** Begin DATA FOR THIS EXERCISE **
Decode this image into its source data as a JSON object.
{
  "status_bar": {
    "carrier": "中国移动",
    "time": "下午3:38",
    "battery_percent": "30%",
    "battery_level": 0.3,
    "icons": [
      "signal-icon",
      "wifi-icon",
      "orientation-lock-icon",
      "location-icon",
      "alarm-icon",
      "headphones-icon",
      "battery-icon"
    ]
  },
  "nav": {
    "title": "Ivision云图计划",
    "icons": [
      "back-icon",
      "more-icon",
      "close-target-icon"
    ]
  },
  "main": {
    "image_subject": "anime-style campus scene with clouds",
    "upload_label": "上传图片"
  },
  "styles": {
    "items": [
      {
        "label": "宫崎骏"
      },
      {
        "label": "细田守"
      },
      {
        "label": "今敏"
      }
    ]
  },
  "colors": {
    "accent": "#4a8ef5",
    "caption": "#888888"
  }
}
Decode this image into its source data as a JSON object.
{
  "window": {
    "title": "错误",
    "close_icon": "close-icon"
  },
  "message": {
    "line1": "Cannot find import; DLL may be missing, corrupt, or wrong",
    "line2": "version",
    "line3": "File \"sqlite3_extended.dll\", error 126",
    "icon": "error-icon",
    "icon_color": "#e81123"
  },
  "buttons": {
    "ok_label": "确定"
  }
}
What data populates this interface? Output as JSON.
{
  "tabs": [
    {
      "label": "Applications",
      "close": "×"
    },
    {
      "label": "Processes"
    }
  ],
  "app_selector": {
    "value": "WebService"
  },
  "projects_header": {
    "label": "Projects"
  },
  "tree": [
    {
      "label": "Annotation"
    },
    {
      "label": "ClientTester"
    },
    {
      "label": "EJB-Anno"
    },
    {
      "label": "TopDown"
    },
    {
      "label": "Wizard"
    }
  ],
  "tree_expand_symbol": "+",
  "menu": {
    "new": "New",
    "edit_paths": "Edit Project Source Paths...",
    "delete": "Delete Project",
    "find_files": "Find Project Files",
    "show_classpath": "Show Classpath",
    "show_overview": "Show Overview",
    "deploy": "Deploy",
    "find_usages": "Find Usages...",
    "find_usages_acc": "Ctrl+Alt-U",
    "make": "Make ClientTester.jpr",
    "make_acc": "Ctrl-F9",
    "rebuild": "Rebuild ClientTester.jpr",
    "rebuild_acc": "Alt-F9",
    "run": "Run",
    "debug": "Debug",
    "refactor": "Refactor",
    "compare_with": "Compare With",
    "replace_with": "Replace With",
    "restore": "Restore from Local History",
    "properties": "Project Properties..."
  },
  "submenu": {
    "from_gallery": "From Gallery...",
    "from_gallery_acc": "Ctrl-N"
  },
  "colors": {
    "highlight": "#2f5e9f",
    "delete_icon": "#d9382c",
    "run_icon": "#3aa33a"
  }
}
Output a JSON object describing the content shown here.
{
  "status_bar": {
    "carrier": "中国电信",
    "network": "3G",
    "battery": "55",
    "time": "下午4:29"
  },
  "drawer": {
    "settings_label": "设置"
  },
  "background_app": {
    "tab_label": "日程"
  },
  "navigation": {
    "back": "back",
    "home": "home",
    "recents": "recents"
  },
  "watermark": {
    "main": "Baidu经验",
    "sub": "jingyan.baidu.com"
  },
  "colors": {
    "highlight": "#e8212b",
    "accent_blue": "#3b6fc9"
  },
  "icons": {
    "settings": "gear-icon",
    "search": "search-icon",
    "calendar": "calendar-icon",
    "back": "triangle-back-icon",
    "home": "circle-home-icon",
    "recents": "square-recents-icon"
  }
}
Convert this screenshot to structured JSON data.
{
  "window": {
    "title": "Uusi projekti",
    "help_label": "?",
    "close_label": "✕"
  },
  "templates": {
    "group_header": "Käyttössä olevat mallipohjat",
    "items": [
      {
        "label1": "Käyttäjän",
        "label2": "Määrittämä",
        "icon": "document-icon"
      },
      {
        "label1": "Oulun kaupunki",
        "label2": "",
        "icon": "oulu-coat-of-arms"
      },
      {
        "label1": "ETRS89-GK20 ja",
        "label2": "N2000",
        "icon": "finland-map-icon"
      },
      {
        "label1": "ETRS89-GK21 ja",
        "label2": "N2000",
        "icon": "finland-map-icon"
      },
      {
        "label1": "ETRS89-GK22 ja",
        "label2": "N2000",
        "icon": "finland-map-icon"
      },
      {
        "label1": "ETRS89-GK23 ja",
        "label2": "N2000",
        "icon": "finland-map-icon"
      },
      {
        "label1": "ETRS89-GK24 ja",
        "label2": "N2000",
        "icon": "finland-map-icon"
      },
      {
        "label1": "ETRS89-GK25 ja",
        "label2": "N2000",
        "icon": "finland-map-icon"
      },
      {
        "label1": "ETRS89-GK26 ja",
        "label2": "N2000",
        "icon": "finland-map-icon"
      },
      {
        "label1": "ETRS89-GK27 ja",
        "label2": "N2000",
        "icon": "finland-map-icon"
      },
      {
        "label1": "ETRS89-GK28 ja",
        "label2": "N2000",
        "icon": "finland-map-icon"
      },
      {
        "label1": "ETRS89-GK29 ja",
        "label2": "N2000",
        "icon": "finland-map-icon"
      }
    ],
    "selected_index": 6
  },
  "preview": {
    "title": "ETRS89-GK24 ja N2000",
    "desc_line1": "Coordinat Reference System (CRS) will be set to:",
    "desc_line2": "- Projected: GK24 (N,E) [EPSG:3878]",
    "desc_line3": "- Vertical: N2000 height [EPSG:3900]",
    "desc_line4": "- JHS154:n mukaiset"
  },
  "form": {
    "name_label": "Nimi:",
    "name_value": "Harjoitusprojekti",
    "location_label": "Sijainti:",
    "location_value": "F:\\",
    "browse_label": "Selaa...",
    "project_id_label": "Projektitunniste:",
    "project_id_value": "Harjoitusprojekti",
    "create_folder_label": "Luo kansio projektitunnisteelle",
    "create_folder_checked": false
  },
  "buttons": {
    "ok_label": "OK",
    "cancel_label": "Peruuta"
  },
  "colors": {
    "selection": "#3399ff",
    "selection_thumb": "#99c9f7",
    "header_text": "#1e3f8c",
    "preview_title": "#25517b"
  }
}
** End DATA FOR THIS EXERCISE **
- [WRITTEN EXERCISE]
Return the whole listing exactly, with every line included.

- [CORRECT RESPONSE]
Decode this image into its source data as a JSON object.
{
  "status_bar": {
    "carrier": "中国移动",
    "time": "下午3:38",
    "battery_percent": "30%",
    "battery_level": 0.3,
    "icons": [
      "signal-icon",
      "wifi-icon",
      "orientation-lock-icon",
      "location-icon",
      "alarm-icon",
      "headphones-icon",
      "battery-icon"
    ]
  },
  "nav": {
    "title": "Ivision云图计划",
    "icons": [
      "back-icon",
      "more-icon",
      "close-target-icon"
    ]
  },
  "main": {
    "image_subject": "anime-style campus scene with clouds",
    "upload_label": "上传图片"
  },
  "styles": {
    "items": [
      {
        "label": "宫崎骏"
      },
      {
        "label": "细田守"
      },
      {
        "label": "今敏"
      }
    ]
  },
  "colors": {
    "accent": "#4a8ef5",
    "caption": "#888888"
  }
}
Decode this image into its source data as a JSON object.
{
  "window": {
    "title": "错误",
    "close_icon": "close-icon"
  },
  "message": {
    "line1": "Cannot find import; DLL may be missing, corrupt, or wrong",
    "line2": "version",
    "line3": "File \"sqlite3_extended.dll\", error 126",
    "icon": "error-icon",
    "icon_color": "#e81123"
  },
  "buttons": {
    "ok_label": "确定"
  }
}
What data populates this interface? Output as JSON.
{
  "tabs": [
    {
      "label": "Applications",
      "close": "×"
    },
    {
      "label": "Processes"
    }
  ],
  "app_selector": {
    "value": "WebService"
  },
  "projects_header": {
    "label": "Projects"
  },
  "tree": [
    {
      "label": "Annotation"
    },
    {
      "label": "ClientTester"
    },
    {
      "label": "EJB-Anno"
    },
    {
      "label": "TopDown"
    },
    {
      "label": "Wizard"
    }
  ],
  "tree_expand_symbol": "+",
  "menu": {
    "new": "New",
    "edit_paths": "Edit Project Source Paths...",
    "delete": "Delete Project",
    "find_files": "Find Project Files",
    "show_classpath": "Show Classpath",
    "show_overview": "Show Overview",
    "deploy": "Deploy",
    "find_usages": "Find Usages...",
    "find_usages_acc": "Ctrl+Alt-U",
    "make": "Make ClientTester.jpr",
    "make_acc": "Ctrl-F9",
    "rebuild": "Rebuild ClientTester.jpr",
    "rebuild_acc": "Alt-F9",
    "run": "Run",
    "debug": "Debug",
    "refactor": "Refactor",
    "compare_with": "Compare With",
    "replace_with": "Replace With",
    "restore": "Restore from Local History",
    "properties": "Project Properties..."
  },
  "submenu": {
    "from_gallery": "From Gallery...",
    "from_gallery_acc": "Ctrl-N"
  },
  "colors": {
    "highlight": "#2f5e9f",
    "delete_icon": "#d9382c",
    "run_icon": "#3aa33a"
  }
}
Output a JSON object describing the content shown here.
{
  "status_bar": {
    "carrier": "中国电信",
    "network": "3G",
    "battery": "55",
    "time": "下午4:29"
  },
  "drawer": {
    "settings_label": "设置"
  },
  "background_app": {
    "tab_label": "日程"
  },
  "navigation": {
    "back": "back",
    "home": "home",
    "recents": "recents"
  },
  "watermark": {
    "main": "Baidu经验",
    "sub": "jingyan.baidu.com"
  },
  "colors": {
    "highlight": "#e8212b",
    "accent_blue": "#3b6fc9"
  },
  "icons": {
    "settings": "gear-icon",
    "search": "search-icon",
    "calendar": "calendar-icon",
    "back": "triangle-back-icon",
    "home": "circle-home-icon",
    "recents": "square-recents-icon"
  }
}
Convert this screenshot to structured JSON data.
{
  "window": {
    "title": "Uusi projekti",
    "help_label": "?",
    "close_label": "✕"
  },
  "templates": {
    "group_header": "Käyttössä olevat mallipohjat",
    "items": [
      {
        "label1": "Käyttäjän",
        "label2": "Määrittämä",
        "icon": "document-icon"
      },
      {
        "label1": "Oulun kaupunki",
        "label2": "",
        "icon": "oulu-coat-of-arms"
      },
      {
        "label1": "ETRS89-GK20 ja",
        "label2": "N2000",
        "icon": "finland-map-icon"
      },
      {
        "label1": "ETRS89-GK21 ja",
        "label2": "N2000",
        "icon": "finland-map-icon"
      },
      {
        "label1": "ETRS89-GK22 ja",
        "label2": "N2000",
        "icon": "finland-map-icon"
      },
      {
        "label1": "ETRS89-GK23 ja",
        "label2": "N2000",
        "icon": "finland-map-icon"
      },
      {
        "label1": "ETRS89-GK24 ja",
        "label2": "N2000",
        "icon": "finland-map-icon"
      },
      {
        "label1": "ETRS89-GK25 ja",
        "label2": "N2000",
        "icon": "finland-map-icon"
      },
      {
        "label1": "ETRS89-GK26 ja",
        "label2": "N2000",
        "icon": "finland-map-icon"
      },
      {
        "label1": "ETRS89-GK27 ja",
        "label2": "N2000",
        "icon": "finland-map-icon"
      },
      {
        "label1": "ETRS89-GK28 ja",
        "label2": "N2000",
        "icon": "finland-map-icon"
      },
      {
        "label1": "ETRS89-GK29 ja",
        "label2": "N2000",
        "icon": "finland-map-icon"
      }
    ],
    "selected_index": 6
  },
  "preview": {
    "title": "ETRS89-GK24 ja N2000",
    "desc_line1": "Coordinat Reference System (CRS) will be set to:",
    "desc_line2": "- Projected: GK24 (N,E) [EPSG:3878]",
    "desc_line3": "- Vertical: N2000 height [EPSG:3900]",
    "desc_line4": "- JHS154:n mukaiset"
  },
  "form": {
    "name_label": "Nimi:",
    "name_value": "Harjoitusprojekti",
    "location_label": "Sijainti:",
    "location_value": "F:\\",
    "browse_label": "Selaa...",
    "project_id_label": "Projektitunniste:",
    "project_id_value": "Harjoitusprojekti",
    "create_folder_label": "Luo kansio projektitunnisteelle",
    "create_folder_checked": false
  },
  "buttons": {
    "ok_label": "OK",
    "cancel_label": "Peruuta"
  },
  "colors": {
    "selection": "#3399ff",
    "selection_thumb": "#99c9f7",
    "header_text": "#1e3f8c",
    "preview_title": "#25517b"
  }
}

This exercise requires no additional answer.